__Problem to solve__: Repeat the whole listing exactly.

__Input rows__:
************
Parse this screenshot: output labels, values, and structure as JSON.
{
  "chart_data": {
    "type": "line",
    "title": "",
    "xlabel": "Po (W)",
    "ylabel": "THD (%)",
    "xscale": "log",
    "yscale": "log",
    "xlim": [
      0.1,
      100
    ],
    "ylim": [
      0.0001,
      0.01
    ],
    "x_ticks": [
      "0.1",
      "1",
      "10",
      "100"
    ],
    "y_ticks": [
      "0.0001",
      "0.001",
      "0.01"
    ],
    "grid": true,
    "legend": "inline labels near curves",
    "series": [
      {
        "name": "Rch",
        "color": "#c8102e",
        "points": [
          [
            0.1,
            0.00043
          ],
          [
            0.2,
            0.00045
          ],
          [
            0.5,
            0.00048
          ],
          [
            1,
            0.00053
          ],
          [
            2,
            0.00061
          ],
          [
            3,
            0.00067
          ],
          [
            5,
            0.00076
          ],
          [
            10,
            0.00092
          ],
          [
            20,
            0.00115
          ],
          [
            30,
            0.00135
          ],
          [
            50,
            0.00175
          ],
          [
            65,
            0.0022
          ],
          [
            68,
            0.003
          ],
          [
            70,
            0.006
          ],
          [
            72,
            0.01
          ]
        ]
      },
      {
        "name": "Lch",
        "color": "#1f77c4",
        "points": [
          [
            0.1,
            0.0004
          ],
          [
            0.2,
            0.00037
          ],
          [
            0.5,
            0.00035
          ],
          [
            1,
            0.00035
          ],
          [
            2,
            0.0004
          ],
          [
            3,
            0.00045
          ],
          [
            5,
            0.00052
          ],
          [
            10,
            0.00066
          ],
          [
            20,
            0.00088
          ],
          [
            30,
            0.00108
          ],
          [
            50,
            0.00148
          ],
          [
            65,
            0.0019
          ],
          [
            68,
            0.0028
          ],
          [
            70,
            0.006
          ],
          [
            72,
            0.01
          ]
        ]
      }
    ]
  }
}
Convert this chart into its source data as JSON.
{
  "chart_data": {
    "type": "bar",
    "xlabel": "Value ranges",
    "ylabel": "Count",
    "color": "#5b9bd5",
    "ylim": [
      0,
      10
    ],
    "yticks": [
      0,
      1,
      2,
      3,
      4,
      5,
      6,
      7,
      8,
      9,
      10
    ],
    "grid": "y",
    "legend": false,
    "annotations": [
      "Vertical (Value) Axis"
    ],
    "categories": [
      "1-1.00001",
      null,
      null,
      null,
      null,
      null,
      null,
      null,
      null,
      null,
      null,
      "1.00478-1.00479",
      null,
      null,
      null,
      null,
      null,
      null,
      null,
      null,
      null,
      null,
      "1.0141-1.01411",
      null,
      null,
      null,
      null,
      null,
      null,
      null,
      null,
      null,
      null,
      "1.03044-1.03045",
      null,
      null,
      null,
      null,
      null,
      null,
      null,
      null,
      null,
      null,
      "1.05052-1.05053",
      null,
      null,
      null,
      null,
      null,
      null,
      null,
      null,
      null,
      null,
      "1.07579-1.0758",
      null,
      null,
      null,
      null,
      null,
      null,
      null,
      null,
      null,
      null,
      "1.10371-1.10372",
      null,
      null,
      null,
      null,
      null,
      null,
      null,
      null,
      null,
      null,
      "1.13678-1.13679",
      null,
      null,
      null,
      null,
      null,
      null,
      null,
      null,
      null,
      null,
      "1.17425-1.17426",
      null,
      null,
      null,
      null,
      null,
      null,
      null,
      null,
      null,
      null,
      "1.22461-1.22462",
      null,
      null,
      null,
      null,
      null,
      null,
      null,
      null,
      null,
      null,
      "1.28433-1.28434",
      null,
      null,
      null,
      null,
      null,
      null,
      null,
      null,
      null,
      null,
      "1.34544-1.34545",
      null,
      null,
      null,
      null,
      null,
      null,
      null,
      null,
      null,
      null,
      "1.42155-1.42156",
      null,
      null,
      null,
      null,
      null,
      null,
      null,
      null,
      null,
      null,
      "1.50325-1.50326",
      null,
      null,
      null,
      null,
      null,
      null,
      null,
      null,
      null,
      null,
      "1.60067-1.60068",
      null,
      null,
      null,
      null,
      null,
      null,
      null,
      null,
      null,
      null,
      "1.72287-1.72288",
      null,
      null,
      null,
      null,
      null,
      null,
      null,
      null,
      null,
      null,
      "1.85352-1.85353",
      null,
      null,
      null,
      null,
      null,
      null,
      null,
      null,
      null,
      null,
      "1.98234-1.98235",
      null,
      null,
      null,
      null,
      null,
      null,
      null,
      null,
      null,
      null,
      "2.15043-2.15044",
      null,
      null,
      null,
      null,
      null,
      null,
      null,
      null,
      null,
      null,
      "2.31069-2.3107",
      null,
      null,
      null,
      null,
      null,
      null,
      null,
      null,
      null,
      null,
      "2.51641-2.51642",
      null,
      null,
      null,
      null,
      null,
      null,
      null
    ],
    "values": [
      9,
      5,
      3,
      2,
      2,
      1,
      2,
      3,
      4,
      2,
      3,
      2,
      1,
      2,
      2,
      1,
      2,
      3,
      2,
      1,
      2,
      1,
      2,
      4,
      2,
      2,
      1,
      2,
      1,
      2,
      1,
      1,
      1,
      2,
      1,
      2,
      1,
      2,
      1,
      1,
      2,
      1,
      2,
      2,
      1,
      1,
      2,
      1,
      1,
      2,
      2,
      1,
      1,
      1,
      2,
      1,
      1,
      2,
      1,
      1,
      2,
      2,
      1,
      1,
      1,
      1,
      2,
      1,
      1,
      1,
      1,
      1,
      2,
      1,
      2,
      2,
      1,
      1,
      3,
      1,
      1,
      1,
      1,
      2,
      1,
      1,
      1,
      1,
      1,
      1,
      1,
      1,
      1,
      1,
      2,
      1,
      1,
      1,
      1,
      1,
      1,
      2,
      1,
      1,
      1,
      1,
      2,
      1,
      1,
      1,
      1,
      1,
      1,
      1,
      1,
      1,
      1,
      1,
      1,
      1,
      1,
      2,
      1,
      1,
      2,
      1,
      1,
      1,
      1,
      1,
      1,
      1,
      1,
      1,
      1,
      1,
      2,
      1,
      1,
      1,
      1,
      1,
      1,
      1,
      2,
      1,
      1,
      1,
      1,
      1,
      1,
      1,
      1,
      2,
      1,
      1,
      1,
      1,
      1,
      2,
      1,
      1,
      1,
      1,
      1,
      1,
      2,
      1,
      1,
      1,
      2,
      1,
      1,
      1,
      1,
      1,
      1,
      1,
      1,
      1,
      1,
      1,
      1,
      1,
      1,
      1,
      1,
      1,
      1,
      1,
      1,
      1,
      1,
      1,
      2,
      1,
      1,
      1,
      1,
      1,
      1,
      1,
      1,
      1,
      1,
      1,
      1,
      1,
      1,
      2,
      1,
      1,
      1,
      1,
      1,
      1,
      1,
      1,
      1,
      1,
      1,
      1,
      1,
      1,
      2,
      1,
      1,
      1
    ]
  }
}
************
__Solution below__:
Parse this screenshot: output labels, values, and structure as JSON.
{
  "chart_data": {
    "type": "line",
    "title": "",
    "xlabel": "Po (W)",
    "ylabel": "THD (%)",
    "xscale": "log",
    "yscale": "log",
    "xlim": [
      0.1,
      100
    ],
    "ylim": [
      0.0001,
      0.01
    ],
    "x_ticks": [
      "0.1",
      "1",
      "10",
      "100"
    ],
    "y_ticks": [
      "0.0001",
      "0.001",
      "0.01"
    ],
    "grid": true,
    "legend": "inline labels near curves",
    "series": [
      {
        "name": "Rch",
        "color": "#c8102e",
        "points": [
          [
            0.1,
            0.00043
          ],
          [
            0.2,
            0.00045
          ],
          [
            0.5,
            0.00048
          ],
          [
            1,
            0.00053
          ],
          [
            2,
            0.00061
          ],
          [
            3,
            0.00067
          ],
          [
            5,
            0.00076
          ],
          [
            10,
            0.00092
          ],
          [
            20,
            0.00115
          ],
          [
            30,
            0.00135
          ],
          [
            50,
            0.00175
          ],
          [
            65,
            0.0022
          ],
          [
            68,
            0.003
          ],
          [
            70,
            0.006
          ],
          [
            72,
            0.01
          ]
        ]
      },
      {
        "name": "Lch",
        "color": "#1f77c4",
        "points": [
          [
            0.1,
            0.0004
          ],
          [
            0.2,
            0.00037
          ],
          [
            0.5,
            0.00035
          ],
          [
            1,
            0.00035
          ],
          [
            2,
            0.0004
          ],
          [
            3,
            0.00045
          ],
          [
            5,
            0.00052
          ],
          [
            10,
            0.00066
          ],
          [
            20,
            0.00088
          ],
          [
            30,
            0.00108
          ],
          [
            50,
            0.00148
          ],
          [
            65,
            0.0019
          ],
          [
            68,
            0.0028
          ],
          [
            70,
            0.006
          ],
          [
            72,
            0.01
          ]
        ]
      }
    ]
  }
}
Convert this chart into its source data as JSON.
{
  "chart_data": {
    "type": "bar",
    "xlabel": "Value ranges",
    "ylabel": "Count",
    "color": "#5b9bd5",
    "ylim": [
      0,
      10
    ],
    "yticks": [
      0,
      1,
      2,
      3,
      4,
      5,
      6,
      7,
      8,
      9,
      10
    ],
    "grid": "y",
    "legend": false,
    "annotations": [
      "Vertical (Value) Axis"
    ],
    "categories": [
      "1-1.00001",
      null,
      null,
      null,
      null,
      null,
      null,
      null,
      null,
      null,
      null,
      "1.00478-1.00479",
      null,
      null,
      null,
      null,
      null,
      null,
      null,
      null,
      null,
      null,
      "1.0141-1.01411",
      null,
      null,
      null,
      null,
      null,
      null,
      null,
      null,
      null,
      null,
      "1.03044-1.03045",
      null,
      null,
      null,
      null,
      null,
      null,
      null,
      null,
      null,
      null,
      "1.05052-1.05053",
      null,
      null,
      null,
      null,
      null,
      null,
      null,
      null,
      null,
      null,
      "1.07579-1.0758",
      null,
      null,
      null,
      null,
      null,
      null,
      null,
      null,
      null,
      null,
      "1.10371-1.10372",
      null,
      null,
      null,
      null,
      null,
      null,
      null,
      null,
      null,
      null,
      "1.13678-1.13679",
      null,
      null,
      null,
      null,
      null,
      null,
      null,
      null,
      null,
      null,
      "1.17425-1.17426",
      null,
      null,
      null,
      null,
      null,
      null,
      null,
      null,
      null,
      null,
      "1.22461-1.22462",
      null,
      null,
      null,
      null,
      null,
      null,
      null,
      null,
      null,
      null,
      "1.28433-1.28434",
      null,
      null,
      null,
      null,
      null,
      null,
      null,
      null,
      null,
      null,
      "1.34544-1.34545",
      null,
      null,
      null,
      null,
      null,
      null,
      null,
      null,
      null,
      null,
      "1.42155-1.42156",
      null,
      null,
      null,
      null,
      null,
      null,
      null,
      null,
      null,
      null,
      "1.50325-1.50326",
      null,
      null,
      null,
      null,
      null,
      null,
      null,
      null,
      null,
      null,
      "1.60067-1.60068",
      null,
      null,
      null,
      null,
      null,
      null,
      null,
      null,
      null,
      null,
      "1.72287-1.72288",
      null,
      null,
      null,
      null,
      null,
      null,
      null,
      null,
      null,
      null,
      "1.85352-1.85353",
      null,
      null,
      null,
      null,
      null,
      null,
      null,
      null,
      null,
      null,
      "1.98234-1.98235",
      null,
      null,
      null,
      null,
      null,
      null,
      null,
      null,
      null,
      null,
      "2.15043-2.15044",
      null,
      null,
      null,
      null,
      null,
      null,
      null,
      null,
      null,
      null,
      "2.31069-2.3107",
      null,
      null,
      null,
      null,
      null,
      null,
      null,
      null,
      null,
      null,
      "2.51641-2.51642",
      null,
      null,
      null,
      null,
      null,
      null,
      null
    ],
    "values": [
      9,
      5,
      3,
      2,
      2,
      1,
      2,
      3,
      4,
      2,
      3,
      2,
      1,
      2,
      2,
      1,
      2,
      3,
      2,
      1,
      2,
      1,
      2,
      4,
      2,
      2,
      1,
      2,
      1,
      2,
      1,
      1,
      1,
      2,
      1,
      2,
      1,
      2,
      1,
      1,
      2,
      1,
      2,
      2,
      1,
      1,
      2,
      1,
      1,
      2,
      2,
      1,
      1,
      1,
      2,
      1,
      1,
      2,
      1,
      1,
      2,
      2,
      1,
      1,
      1,
      1,
      2,
      1,
      1,
      1,
      1,
      1,
      2,
      1,
      2,
      2,
      1,
      1,
      3,
      1,
      1,
      1,
      1,
      2,
      1,
      1,
      1,
      1,
      1,
      1,
      1,
      1,
      1,
      1,
      2,
      1,
      1,
      1,
      1,
      1,
      1,
      2,
      1,
      1,
      1,
      1,
      2,
      1,
      1,
      1,
      1,
      1,
      1,
      1,
      1,
      1,
      1,
      1,
      1,
      1,
      1,
      2,
      1,
      1,
      2,
      1,
      1,
      1,
      1,
      1,
      1,
      1,
      1,
      1,
      1,
      1,
      2,
      1,
      1,
      1,
      1,
      1,
      1,
      1,
      2,
      1,
      1,
      1,
      1,
      1,
      1,
      1,
      1,
      2,
      1,
      1,
      1,
      1,
      1,
      2,
      1,
      1,
      1,
      1,
      1,
      1,
      2,
      1,
      1,
      1,
      2,
      1,
      1,
      1,
      1,
      1,
      1,
      1,
      1,
      1,
      1,
      1,
      1,
      1,
      1,
      1,
      1,
      1,
      1,
      1,
      1,
      1,
      1,
      1,
      2,
      1,
      1,
      1,
      1,
      1,
      1,
      1,
      1,
      1,
      1,
      1,
      1,
      1,
      1,
      2,
      1,
      1,
      1,
      1,
      1,
      1,
      1,
      1,
      1,
      1,
      1,
      1,
      1,
      1,
      2,
      1,
      1,
      1
    ]
  }
}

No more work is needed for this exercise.